ASSIGNED TASK ▸
In the comment thread, what kind of college does the first commenter say they attended?

SOURCE TEXT ▸
Posted on 07/16/2007 12:57:20 PM PDT by markomalley
I don’t think the ACLU should do anything, but that said, I don’t think this is a good idea. I went to a very strict Southern Baptist College, and half the kids were even more wild off-campus then any other kids I met when I went to a community college. On-campus they were totally “perfect Baptists”. The other half were so innocent, they had a really hard time dealing with any kind of secular issues.
That said, if they are willing to try this, more power to them, I just don’t think it will work in practice, but it’s a good theory.
Ping to read later
All other towns are wounded.
I think this is a bad idea.
I don’t, and I’m a nonbeliever. Self segregation (as opposed to the odious legal segregation of the Old South) builds community.
Why I think it's a bad idea:
(1) How successful are the Amish in evangelizing their faith? Very few people actually volunteer to be Amish largely because their communities are so deeply insular.

LISTED RECORDS ▸
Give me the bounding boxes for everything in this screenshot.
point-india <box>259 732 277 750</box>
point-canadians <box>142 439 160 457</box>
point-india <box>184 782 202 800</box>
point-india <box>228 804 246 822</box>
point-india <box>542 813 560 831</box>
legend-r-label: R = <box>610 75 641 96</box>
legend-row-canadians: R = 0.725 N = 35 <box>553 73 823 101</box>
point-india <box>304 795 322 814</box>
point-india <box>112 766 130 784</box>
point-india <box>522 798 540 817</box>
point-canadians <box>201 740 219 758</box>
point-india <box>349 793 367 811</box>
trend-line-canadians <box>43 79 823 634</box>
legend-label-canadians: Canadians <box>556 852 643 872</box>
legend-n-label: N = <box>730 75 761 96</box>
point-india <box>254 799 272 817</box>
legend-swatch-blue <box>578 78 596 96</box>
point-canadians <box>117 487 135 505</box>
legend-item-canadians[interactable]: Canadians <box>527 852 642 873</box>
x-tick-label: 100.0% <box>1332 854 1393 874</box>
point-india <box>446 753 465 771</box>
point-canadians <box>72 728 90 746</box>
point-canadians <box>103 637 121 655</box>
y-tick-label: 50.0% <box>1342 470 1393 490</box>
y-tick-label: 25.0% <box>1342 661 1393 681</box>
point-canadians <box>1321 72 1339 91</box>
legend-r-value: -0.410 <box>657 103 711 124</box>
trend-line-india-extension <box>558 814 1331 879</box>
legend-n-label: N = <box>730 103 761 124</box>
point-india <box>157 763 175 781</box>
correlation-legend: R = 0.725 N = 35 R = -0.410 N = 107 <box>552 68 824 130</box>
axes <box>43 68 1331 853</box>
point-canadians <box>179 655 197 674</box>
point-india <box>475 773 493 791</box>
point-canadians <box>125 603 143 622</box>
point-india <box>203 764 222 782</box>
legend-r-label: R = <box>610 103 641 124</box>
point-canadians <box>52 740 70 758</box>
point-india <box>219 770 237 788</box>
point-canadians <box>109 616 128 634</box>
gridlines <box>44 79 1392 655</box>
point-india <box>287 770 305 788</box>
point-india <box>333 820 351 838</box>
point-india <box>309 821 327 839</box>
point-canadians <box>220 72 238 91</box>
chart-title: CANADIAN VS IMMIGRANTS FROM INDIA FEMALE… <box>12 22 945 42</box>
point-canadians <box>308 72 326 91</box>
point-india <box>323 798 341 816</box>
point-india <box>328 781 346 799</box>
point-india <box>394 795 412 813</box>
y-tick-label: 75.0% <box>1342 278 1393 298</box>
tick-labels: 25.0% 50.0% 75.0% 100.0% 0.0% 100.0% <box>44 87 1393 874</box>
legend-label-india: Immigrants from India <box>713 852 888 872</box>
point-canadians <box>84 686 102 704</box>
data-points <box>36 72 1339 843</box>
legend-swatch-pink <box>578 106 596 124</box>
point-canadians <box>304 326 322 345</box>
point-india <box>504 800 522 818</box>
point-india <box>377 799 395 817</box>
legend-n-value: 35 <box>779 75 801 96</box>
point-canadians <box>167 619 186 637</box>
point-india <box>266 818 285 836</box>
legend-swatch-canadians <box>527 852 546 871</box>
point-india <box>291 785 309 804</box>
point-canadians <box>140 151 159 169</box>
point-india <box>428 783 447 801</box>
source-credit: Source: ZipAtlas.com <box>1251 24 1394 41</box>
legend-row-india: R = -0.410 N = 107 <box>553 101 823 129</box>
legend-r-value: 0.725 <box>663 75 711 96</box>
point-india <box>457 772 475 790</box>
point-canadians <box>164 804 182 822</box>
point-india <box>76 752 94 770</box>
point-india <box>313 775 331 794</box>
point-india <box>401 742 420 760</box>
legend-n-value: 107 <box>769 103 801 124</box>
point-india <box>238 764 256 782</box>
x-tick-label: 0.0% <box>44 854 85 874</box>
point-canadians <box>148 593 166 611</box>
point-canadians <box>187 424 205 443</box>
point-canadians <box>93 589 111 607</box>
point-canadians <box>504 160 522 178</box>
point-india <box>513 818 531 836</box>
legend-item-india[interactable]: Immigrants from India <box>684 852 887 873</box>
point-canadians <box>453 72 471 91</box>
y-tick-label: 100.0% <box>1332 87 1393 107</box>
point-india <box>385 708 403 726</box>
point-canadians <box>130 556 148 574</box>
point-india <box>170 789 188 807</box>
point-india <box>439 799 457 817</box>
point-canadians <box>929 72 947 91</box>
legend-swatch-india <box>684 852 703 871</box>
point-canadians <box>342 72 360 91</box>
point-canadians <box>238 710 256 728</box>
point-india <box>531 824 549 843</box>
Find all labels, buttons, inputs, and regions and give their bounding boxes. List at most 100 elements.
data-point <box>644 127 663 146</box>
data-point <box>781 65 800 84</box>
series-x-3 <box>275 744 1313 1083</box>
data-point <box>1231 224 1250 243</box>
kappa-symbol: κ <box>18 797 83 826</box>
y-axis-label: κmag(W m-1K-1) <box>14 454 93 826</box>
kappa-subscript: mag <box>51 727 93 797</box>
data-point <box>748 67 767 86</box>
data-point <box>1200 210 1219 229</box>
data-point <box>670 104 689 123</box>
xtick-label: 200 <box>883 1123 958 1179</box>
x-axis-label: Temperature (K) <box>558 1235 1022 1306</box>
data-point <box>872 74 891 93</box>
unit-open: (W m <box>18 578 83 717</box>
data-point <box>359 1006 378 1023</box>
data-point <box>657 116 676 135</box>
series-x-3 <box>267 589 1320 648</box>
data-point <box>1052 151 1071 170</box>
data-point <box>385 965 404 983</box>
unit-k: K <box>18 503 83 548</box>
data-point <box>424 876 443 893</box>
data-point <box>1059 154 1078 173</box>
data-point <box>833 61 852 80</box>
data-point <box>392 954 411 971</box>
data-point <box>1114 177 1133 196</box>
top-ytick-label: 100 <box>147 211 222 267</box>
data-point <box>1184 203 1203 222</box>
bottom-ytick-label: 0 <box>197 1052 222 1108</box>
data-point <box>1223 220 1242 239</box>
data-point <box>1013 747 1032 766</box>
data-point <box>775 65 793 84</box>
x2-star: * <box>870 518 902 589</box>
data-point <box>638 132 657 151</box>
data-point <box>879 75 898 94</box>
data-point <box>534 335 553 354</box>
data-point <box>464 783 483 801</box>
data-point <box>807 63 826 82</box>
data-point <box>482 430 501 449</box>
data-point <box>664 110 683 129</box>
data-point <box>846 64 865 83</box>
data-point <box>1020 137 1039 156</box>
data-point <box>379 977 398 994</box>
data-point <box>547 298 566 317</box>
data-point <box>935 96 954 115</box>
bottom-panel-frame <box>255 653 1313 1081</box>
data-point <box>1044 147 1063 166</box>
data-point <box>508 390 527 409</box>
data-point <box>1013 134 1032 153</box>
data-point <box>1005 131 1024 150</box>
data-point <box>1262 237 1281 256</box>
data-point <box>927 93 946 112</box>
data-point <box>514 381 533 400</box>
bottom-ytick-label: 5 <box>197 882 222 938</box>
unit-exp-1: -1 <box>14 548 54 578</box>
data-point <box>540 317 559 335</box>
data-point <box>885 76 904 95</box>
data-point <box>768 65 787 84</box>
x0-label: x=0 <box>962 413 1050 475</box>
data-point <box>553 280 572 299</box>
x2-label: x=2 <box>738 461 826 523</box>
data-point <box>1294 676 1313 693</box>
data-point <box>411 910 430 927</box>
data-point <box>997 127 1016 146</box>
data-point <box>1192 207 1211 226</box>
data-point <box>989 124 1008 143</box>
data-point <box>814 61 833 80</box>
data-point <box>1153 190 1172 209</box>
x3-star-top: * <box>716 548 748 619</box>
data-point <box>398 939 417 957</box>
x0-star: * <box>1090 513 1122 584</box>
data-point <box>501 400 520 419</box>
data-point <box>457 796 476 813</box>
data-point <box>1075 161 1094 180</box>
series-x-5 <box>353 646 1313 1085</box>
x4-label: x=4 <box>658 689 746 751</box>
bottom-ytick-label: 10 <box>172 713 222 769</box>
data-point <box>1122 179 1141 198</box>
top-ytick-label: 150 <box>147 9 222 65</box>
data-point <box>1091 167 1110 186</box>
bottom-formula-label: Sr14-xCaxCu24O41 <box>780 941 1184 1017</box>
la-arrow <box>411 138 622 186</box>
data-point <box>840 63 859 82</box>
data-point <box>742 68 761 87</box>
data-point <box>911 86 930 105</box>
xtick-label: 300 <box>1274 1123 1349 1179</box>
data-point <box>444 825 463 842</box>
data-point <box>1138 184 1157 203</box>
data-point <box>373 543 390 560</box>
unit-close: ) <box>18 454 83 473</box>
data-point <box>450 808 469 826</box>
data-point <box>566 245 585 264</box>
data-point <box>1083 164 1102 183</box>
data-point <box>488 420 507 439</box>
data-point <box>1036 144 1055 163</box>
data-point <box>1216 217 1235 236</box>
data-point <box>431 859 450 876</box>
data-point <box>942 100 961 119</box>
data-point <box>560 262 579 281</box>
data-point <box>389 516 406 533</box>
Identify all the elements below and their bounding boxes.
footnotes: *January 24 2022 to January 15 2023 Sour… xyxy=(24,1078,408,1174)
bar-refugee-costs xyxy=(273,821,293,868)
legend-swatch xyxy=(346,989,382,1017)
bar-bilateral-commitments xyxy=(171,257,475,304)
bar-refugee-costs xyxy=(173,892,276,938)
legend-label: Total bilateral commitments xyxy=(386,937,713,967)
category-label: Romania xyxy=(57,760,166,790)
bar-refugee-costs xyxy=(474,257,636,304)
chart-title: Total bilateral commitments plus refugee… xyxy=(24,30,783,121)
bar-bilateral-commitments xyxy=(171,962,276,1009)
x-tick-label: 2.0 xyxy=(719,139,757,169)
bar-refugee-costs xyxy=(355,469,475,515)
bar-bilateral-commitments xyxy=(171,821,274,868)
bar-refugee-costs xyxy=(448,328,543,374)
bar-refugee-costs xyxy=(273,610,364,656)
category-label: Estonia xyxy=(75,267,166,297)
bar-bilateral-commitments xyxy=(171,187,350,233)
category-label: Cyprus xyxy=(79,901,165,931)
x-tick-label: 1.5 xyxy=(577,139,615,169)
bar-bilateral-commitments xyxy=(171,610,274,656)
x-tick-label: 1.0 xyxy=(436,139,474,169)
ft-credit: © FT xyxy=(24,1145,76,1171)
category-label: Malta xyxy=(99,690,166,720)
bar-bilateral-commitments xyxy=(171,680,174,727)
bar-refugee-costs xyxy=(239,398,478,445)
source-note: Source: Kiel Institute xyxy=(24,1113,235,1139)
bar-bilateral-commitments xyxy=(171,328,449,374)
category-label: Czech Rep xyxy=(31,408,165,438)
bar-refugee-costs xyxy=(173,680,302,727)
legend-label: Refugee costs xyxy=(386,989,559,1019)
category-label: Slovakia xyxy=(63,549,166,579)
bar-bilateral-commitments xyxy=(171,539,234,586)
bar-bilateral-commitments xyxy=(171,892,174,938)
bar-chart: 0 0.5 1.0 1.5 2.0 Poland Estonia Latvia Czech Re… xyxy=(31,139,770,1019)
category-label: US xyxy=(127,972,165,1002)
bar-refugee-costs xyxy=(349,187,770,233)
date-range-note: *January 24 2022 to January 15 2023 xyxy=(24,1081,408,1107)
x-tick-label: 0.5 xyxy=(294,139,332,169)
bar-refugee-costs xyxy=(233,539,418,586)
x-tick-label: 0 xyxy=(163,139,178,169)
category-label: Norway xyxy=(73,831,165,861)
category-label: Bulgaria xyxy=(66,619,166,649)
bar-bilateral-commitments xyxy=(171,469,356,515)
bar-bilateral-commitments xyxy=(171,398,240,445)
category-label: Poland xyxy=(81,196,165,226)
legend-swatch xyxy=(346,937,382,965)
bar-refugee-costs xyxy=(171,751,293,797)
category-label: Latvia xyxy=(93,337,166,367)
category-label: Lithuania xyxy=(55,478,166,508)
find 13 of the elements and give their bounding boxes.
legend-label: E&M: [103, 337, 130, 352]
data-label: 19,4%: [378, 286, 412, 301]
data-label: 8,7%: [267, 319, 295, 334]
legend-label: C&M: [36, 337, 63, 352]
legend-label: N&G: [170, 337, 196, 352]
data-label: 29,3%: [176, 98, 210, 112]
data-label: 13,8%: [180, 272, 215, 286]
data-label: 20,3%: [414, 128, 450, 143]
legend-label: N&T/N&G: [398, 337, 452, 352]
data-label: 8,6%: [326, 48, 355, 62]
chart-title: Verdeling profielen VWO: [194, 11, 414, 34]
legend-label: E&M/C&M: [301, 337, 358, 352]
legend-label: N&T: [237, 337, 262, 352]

YOUR RESPONSE ▸
A very strict Southern Baptist college.